Gather, from the data below, each line in which the word "Beispielauftrag" occurs.
━━ Material provided ━━
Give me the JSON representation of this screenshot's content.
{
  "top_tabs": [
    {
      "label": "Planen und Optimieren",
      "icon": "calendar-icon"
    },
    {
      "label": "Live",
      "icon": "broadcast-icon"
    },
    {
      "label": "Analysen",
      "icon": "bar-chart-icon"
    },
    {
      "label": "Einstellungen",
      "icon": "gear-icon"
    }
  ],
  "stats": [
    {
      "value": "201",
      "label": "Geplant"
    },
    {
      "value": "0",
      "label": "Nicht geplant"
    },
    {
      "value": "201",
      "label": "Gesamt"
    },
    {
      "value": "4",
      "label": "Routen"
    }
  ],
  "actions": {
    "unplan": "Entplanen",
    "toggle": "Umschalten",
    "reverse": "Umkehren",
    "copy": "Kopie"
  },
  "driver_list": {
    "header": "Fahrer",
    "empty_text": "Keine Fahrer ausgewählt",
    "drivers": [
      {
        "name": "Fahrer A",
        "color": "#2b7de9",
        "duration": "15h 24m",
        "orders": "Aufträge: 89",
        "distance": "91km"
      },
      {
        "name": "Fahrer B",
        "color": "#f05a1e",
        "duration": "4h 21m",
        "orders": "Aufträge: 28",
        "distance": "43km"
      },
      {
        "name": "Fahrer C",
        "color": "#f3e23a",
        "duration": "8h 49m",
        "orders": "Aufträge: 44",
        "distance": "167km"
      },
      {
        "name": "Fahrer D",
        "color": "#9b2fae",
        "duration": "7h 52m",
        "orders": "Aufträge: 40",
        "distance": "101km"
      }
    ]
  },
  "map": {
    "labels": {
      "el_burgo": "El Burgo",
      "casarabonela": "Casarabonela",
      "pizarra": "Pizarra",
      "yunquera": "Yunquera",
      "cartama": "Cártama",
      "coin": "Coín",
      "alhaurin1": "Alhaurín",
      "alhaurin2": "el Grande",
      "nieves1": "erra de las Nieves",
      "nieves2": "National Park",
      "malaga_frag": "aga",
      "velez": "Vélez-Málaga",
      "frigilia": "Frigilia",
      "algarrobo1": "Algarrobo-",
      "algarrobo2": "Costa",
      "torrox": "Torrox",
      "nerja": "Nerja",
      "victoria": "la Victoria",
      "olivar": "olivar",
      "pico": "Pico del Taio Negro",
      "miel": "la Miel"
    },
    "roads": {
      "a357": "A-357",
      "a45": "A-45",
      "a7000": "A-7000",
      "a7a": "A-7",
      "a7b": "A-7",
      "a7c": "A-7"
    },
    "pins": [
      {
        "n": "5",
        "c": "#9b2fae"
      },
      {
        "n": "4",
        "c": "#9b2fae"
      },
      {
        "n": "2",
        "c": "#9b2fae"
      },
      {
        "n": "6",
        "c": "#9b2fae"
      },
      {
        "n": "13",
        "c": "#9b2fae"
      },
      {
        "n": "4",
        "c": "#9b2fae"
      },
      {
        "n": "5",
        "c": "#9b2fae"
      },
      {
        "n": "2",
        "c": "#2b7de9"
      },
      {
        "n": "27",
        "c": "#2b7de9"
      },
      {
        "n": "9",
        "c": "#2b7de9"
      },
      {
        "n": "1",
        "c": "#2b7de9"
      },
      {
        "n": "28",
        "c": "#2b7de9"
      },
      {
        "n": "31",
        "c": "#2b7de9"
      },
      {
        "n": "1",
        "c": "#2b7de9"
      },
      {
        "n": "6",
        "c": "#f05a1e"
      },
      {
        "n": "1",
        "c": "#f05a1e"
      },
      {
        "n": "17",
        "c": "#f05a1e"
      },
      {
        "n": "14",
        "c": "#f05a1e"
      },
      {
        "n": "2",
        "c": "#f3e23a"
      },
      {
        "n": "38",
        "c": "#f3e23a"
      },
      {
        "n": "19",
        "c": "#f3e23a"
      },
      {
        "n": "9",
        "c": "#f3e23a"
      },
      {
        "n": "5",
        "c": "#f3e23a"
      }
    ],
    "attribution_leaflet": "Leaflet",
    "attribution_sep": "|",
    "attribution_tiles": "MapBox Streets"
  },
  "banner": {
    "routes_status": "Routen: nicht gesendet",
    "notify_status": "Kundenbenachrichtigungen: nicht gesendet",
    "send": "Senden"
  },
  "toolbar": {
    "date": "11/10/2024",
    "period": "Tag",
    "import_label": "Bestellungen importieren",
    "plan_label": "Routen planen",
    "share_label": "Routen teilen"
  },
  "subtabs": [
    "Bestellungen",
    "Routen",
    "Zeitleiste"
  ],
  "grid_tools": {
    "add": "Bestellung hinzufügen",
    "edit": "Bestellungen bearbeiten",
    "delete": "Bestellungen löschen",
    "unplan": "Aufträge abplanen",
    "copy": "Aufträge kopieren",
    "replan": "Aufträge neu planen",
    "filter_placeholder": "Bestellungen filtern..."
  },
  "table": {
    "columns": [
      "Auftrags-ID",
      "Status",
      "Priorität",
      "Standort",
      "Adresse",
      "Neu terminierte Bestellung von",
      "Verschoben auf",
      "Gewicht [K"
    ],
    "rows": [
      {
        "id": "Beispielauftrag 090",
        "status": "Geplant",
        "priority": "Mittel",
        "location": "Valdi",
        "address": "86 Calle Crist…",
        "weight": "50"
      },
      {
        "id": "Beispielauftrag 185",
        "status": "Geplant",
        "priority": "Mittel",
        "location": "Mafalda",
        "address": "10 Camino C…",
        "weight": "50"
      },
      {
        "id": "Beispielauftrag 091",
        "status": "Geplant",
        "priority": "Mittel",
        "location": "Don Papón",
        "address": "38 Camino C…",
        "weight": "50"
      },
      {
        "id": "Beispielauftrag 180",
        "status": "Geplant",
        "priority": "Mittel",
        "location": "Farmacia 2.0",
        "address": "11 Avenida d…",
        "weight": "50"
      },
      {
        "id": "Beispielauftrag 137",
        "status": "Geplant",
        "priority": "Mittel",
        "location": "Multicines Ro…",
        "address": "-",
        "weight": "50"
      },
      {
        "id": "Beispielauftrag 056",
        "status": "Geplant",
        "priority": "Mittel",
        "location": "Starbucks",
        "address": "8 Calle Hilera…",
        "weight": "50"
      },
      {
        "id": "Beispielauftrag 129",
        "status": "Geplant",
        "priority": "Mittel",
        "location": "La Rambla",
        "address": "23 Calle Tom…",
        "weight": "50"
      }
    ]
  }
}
━━━
[Complete answer]
        "id": "Beispielauftrag 090",
        "id": "Beispielauftrag 185",
        "id": "Beispielauftrag 091",
        "id": "Beispielauftrag 180",
        "id": "Beispielauftrag 137",
        "id": "Beispielauftrag 056",
        "id": "Beispielauftrag 129",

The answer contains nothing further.